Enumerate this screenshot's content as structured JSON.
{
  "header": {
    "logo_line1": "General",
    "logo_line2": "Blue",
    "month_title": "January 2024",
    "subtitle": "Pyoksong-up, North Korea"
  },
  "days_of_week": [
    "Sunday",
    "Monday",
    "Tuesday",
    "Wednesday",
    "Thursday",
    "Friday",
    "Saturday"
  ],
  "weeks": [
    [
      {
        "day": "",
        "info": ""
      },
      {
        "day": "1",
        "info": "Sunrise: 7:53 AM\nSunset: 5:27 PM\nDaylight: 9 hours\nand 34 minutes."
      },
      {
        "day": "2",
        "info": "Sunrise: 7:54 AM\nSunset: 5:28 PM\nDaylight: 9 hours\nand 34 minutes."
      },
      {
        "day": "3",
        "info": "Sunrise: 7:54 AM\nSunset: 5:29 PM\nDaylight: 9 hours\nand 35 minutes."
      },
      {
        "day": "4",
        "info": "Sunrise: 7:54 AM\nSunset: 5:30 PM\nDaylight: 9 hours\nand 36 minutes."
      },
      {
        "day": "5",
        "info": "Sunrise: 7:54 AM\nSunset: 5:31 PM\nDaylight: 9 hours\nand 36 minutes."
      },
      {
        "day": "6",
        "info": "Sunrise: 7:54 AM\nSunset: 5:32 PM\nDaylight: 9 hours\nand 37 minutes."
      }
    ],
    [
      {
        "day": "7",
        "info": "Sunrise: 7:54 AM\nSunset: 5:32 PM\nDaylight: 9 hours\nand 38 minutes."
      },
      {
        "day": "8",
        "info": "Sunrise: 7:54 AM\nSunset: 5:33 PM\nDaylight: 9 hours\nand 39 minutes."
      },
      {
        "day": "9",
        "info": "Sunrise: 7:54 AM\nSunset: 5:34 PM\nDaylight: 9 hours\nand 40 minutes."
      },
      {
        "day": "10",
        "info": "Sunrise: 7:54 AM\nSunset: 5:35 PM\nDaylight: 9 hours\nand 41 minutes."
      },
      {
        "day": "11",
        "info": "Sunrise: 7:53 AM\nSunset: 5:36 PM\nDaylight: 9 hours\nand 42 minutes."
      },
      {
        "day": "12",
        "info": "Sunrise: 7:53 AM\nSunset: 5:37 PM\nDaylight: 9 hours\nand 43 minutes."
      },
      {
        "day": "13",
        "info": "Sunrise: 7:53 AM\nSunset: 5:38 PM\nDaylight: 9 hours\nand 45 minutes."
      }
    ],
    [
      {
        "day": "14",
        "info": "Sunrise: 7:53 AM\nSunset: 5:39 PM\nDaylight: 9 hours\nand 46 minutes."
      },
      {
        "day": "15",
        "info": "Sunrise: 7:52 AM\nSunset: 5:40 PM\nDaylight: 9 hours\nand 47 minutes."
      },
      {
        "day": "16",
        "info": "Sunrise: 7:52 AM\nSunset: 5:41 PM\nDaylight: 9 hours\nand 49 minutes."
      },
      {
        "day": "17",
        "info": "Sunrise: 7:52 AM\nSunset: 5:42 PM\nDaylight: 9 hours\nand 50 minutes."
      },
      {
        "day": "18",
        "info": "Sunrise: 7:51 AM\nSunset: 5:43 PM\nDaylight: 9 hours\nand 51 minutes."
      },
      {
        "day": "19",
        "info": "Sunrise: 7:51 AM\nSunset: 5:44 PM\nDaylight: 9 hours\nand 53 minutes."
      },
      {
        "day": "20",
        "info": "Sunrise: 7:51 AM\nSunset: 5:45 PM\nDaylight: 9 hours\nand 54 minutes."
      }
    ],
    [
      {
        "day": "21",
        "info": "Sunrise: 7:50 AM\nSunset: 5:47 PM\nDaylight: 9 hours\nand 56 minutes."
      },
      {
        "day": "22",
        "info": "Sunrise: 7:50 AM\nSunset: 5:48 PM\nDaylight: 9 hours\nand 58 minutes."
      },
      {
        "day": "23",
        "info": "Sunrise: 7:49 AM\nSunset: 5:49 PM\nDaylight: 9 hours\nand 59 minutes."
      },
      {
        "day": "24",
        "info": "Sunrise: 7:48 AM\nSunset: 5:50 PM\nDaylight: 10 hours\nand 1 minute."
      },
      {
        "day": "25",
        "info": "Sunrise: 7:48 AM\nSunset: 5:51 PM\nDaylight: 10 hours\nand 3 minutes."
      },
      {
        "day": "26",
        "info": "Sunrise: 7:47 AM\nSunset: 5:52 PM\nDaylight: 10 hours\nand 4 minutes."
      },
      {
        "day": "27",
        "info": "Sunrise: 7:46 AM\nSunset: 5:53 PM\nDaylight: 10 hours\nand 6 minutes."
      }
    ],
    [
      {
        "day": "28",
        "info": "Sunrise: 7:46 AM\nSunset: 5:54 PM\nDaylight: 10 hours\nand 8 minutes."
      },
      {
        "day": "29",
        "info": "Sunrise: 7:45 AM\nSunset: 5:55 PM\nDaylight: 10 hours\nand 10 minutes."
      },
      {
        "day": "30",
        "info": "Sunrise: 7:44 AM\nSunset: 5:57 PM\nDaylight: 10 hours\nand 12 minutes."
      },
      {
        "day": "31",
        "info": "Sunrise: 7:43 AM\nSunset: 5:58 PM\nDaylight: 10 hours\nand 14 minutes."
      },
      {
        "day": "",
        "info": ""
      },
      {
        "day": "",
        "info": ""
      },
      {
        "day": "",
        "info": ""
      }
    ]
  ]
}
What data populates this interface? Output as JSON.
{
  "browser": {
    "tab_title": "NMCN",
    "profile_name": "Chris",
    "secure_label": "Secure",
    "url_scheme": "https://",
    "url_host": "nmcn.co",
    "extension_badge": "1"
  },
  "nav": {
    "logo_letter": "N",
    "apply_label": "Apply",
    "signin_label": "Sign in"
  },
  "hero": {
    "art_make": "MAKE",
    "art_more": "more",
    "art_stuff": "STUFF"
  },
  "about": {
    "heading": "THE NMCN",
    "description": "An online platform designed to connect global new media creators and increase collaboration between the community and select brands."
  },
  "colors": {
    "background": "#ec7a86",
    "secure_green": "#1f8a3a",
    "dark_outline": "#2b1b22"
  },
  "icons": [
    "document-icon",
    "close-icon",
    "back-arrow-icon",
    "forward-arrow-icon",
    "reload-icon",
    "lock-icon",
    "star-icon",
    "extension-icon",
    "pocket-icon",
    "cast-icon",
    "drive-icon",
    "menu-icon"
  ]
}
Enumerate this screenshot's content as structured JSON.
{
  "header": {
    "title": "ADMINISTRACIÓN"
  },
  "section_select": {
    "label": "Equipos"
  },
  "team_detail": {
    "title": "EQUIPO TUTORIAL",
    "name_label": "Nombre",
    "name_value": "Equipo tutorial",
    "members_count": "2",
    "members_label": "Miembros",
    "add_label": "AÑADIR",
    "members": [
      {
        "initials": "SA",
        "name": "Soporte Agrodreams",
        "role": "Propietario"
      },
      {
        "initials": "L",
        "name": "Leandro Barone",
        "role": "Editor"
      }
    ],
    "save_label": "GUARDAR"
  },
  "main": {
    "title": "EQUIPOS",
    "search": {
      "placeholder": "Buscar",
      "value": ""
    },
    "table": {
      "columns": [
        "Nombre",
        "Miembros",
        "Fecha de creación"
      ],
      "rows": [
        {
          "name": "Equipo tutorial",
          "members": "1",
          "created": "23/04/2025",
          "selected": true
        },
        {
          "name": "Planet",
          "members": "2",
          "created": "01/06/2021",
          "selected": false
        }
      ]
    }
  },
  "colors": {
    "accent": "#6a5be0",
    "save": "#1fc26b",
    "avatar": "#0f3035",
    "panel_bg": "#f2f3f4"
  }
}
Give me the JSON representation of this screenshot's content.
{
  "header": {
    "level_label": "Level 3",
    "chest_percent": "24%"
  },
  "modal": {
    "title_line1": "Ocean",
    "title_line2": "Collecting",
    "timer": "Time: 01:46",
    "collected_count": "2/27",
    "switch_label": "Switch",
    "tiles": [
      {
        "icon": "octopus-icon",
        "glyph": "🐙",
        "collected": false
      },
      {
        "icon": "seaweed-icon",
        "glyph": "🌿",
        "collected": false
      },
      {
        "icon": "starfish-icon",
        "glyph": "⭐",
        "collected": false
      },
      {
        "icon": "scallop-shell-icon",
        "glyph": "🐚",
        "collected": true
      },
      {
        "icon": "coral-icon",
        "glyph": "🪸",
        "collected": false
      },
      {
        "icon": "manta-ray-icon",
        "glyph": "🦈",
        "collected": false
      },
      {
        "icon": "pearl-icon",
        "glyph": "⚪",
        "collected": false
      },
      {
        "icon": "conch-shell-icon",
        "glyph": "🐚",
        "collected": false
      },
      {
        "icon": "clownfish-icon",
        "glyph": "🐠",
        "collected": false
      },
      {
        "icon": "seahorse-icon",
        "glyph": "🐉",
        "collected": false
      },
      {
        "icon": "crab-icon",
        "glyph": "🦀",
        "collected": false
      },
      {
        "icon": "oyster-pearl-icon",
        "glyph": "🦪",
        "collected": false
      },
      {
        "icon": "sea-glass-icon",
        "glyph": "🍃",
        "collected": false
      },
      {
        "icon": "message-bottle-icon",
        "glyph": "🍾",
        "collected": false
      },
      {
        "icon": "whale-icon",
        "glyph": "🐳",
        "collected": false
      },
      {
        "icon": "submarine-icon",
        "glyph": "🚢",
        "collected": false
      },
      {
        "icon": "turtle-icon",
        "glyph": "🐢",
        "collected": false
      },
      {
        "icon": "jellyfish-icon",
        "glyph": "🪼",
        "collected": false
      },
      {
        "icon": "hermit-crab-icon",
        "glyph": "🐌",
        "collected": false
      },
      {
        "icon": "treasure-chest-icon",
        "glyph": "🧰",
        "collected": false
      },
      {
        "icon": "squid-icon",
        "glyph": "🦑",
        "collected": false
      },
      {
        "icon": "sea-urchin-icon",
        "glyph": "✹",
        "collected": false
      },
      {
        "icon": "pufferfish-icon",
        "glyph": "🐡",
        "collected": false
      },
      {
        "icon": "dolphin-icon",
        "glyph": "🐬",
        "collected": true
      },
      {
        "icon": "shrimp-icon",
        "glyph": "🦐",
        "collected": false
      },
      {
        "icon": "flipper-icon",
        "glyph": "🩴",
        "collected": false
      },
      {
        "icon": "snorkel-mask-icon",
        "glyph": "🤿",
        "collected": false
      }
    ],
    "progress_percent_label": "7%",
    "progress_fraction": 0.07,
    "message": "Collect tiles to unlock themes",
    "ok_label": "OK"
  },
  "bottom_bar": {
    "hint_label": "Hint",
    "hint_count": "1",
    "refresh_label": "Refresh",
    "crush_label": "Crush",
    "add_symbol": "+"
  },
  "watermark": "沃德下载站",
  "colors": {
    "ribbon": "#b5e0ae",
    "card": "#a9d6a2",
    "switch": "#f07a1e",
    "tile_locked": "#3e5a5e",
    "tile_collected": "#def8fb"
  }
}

┄┄┄┄┄┄┄┄┄┄

→ **WHAT THE EXERCISE ASKS**:
From the data above, copy out every line with the string "shell" in it.

→ **FULL OUTPUT**:
        "icon": "scallop-shell-icon",
        "icon": "conch-shell-icon",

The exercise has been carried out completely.